--- Begin ---

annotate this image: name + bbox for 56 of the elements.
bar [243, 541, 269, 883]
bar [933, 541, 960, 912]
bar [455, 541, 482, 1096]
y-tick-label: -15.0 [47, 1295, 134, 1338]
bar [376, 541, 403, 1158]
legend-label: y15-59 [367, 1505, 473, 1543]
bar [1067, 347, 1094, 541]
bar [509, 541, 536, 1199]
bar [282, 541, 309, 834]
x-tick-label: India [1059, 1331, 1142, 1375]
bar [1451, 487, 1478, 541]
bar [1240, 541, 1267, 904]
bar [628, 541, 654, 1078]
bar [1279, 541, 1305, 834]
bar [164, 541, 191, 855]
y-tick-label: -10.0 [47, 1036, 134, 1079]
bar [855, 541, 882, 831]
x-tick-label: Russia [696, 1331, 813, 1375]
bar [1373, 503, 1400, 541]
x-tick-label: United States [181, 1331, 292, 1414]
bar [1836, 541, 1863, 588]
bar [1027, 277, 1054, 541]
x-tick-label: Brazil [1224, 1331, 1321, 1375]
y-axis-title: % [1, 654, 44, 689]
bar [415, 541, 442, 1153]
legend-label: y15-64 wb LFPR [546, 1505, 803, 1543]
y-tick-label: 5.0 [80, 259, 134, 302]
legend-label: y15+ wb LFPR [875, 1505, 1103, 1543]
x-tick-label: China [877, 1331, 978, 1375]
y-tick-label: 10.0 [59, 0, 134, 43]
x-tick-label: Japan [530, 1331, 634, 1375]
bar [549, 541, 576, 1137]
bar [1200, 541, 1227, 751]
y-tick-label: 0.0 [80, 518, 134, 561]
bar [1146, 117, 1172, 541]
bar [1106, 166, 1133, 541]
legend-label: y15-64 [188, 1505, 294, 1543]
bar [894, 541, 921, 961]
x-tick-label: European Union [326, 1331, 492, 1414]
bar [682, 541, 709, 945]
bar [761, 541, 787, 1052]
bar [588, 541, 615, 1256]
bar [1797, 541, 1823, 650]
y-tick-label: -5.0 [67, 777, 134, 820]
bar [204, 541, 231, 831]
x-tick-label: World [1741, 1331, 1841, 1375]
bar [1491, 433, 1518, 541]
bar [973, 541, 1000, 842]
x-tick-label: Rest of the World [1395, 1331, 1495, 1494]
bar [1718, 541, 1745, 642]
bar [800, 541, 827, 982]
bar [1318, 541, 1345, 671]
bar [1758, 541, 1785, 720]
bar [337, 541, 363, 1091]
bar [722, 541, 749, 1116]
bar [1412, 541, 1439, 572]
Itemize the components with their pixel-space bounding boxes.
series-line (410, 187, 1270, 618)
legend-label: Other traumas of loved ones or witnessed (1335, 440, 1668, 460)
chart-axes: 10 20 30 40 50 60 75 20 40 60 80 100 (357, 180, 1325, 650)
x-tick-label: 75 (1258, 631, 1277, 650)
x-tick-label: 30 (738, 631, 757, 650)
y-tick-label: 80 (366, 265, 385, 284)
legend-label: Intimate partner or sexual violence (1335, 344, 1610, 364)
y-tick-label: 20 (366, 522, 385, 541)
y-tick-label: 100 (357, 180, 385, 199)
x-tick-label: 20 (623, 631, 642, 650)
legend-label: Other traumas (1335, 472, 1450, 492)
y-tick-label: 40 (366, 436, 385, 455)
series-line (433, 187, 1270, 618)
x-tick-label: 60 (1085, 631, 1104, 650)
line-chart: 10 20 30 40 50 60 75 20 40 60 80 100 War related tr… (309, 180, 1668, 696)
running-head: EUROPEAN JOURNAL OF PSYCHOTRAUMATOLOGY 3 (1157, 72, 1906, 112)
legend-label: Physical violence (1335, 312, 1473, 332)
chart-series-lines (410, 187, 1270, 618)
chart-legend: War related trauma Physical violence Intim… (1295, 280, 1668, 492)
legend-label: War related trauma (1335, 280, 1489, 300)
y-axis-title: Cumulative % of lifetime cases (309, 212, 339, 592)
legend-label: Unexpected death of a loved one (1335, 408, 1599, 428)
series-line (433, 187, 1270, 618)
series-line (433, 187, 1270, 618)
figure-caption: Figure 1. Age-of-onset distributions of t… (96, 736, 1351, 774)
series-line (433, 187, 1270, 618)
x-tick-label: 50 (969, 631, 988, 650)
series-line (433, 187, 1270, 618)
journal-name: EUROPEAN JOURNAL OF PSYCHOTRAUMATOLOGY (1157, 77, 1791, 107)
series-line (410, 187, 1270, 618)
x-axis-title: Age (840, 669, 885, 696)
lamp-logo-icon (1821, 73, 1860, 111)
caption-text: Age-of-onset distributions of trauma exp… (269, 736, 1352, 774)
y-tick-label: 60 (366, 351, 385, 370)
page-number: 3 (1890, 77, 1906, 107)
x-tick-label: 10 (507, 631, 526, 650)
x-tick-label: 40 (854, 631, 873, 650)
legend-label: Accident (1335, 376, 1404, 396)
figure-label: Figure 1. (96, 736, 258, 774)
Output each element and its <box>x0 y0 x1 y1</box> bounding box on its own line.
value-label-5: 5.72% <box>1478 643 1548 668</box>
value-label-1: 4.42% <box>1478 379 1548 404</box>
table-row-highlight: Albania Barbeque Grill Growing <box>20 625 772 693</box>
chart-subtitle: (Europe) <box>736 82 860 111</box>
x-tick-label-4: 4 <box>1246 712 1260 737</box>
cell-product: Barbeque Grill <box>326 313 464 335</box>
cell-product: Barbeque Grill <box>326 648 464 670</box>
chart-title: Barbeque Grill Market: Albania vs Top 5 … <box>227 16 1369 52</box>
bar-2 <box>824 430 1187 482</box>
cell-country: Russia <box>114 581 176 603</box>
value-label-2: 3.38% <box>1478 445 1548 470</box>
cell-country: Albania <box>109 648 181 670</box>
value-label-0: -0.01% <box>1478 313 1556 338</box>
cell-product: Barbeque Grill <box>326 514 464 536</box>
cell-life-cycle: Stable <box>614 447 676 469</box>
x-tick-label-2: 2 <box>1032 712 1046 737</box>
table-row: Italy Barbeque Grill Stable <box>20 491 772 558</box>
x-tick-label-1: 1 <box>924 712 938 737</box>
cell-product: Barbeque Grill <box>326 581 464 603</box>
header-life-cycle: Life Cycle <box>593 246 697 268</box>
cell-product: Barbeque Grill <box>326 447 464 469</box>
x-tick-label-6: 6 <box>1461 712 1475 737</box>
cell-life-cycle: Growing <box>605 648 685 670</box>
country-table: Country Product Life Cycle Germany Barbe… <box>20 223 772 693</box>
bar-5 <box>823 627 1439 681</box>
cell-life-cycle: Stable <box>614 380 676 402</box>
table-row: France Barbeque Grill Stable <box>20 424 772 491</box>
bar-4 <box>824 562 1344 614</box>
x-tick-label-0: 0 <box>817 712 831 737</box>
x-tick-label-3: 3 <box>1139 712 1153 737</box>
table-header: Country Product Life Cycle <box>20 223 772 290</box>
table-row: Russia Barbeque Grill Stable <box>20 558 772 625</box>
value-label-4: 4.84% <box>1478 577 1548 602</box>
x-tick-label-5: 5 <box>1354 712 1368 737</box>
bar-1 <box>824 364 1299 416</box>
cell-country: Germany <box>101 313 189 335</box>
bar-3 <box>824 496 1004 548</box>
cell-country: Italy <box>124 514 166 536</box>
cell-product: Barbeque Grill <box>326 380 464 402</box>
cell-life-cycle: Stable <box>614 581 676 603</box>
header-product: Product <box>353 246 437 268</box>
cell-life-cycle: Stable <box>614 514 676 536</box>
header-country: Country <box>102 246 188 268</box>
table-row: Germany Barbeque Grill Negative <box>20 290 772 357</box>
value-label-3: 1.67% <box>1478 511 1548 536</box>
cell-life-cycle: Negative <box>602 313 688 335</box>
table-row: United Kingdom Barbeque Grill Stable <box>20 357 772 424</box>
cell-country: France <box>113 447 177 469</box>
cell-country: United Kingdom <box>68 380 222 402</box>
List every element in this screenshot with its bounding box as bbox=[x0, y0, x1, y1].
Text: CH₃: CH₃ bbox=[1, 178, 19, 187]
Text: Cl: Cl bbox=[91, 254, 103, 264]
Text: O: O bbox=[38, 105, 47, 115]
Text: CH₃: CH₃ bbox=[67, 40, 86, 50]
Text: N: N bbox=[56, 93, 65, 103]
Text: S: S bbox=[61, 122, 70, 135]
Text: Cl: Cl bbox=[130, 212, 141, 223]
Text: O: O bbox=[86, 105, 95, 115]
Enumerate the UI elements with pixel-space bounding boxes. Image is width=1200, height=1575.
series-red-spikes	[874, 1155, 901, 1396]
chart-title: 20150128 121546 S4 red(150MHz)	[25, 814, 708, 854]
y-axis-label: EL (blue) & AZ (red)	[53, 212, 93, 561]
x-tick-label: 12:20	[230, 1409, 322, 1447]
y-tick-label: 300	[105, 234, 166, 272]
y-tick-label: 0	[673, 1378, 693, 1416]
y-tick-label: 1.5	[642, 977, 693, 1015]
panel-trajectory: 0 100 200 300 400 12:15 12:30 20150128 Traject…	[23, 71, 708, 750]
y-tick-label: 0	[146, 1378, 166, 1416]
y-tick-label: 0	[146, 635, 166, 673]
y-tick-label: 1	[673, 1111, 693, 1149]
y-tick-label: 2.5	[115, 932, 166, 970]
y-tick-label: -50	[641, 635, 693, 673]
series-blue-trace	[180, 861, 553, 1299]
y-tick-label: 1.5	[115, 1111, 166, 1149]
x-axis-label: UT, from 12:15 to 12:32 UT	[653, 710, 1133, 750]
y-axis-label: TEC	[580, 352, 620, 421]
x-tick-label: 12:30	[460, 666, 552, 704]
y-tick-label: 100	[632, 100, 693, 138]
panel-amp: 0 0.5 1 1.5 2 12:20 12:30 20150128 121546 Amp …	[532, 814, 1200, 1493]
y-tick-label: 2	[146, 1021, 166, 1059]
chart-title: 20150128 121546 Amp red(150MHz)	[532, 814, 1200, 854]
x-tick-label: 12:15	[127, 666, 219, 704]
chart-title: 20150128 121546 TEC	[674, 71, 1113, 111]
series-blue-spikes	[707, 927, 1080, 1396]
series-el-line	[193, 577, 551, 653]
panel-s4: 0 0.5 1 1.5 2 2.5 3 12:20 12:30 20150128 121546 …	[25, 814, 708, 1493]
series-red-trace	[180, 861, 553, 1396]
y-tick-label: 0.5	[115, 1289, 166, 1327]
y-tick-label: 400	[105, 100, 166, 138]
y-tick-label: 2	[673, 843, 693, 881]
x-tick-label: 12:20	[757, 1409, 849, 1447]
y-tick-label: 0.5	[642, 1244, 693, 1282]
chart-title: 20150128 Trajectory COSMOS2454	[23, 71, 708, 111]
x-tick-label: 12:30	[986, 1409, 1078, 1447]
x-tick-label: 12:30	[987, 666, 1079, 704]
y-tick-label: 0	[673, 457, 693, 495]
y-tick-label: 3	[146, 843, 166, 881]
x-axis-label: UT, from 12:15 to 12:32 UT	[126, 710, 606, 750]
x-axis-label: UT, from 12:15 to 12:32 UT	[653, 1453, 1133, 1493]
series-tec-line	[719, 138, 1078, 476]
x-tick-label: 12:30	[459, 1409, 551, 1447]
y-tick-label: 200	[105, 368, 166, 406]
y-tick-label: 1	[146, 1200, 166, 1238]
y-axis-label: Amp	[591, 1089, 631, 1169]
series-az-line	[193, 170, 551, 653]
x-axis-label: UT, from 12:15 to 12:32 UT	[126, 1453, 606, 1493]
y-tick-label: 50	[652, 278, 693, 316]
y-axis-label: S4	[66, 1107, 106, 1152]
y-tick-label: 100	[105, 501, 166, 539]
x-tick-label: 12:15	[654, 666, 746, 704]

--- End ---

## Directive
Reproduce the records unchanged, from their first line through the line containing "bar [337, 541, 363, 1091]", with both of those lines included.

## Task output
annotate this image: name + bbox for 56 of the elements.
bar [243, 541, 269, 883]
bar [933, 541, 960, 912]
bar [455, 541, 482, 1096]
y-tick-label: -15.0 [47, 1295, 134, 1338]
bar [376, 541, 403, 1158]
legend-label: y15-59 [367, 1505, 473, 1543]
bar [1067, 347, 1094, 541]
bar [509, 541, 536, 1199]
bar [282, 541, 309, 834]
x-tick-label: India [1059, 1331, 1142, 1375]
bar [1451, 487, 1478, 541]
bar [1240, 541, 1267, 904]
bar [628, 541, 654, 1078]
bar [1279, 541, 1305, 834]
bar [164, 541, 191, 855]
y-tick-label: -10.0 [47, 1036, 134, 1079]
bar [855, 541, 882, 831]
x-tick-label: Russia [696, 1331, 813, 1375]
bar [1373, 503, 1400, 541]
x-tick-label: United States [181, 1331, 292, 1414]
bar [1836, 541, 1863, 588]
bar [1027, 277, 1054, 541]
x-tick-label: Brazil [1224, 1331, 1321, 1375]
y-axis-title: % [1, 654, 44, 689]
bar [415, 541, 442, 1153]
legend-label: y15-64 wb LFPR [546, 1505, 803, 1543]
y-tick-label: 5.0 [80, 259, 134, 302]
legend-label: y15+ wb LFPR [875, 1505, 1103, 1543]
x-tick-label: China [877, 1331, 978, 1375]
y-tick-label: 10.0 [59, 0, 134, 43]
x-tick-label: Japan [530, 1331, 634, 1375]
bar [549, 541, 576, 1137]
bar [1200, 541, 1227, 751]
y-tick-label: 0.0 [80, 518, 134, 561]
bar [1146, 117, 1172, 541]
bar [1106, 166, 1133, 541]
legend-label: y15-64 [188, 1505, 294, 1543]
bar [894, 541, 921, 961]
x-tick-label: European Union [326, 1331, 492, 1414]
bar [682, 541, 709, 945]
bar [761, 541, 787, 1052]
bar [588, 541, 615, 1256]
bar [1797, 541, 1823, 650]
y-tick-label: -5.0 [67, 777, 134, 820]
bar [204, 541, 231, 831]
x-tick-label: World [1741, 1331, 1841, 1375]
bar [1491, 433, 1518, 541]
bar [973, 541, 1000, 842]
x-tick-label: Rest of the World [1395, 1331, 1495, 1494]
bar [1718, 541, 1745, 642]
bar [800, 541, 827, 982]
bar [1318, 541, 1345, 671]
bar [1758, 541, 1785, 720]
bar [337, 541, 363, 1091]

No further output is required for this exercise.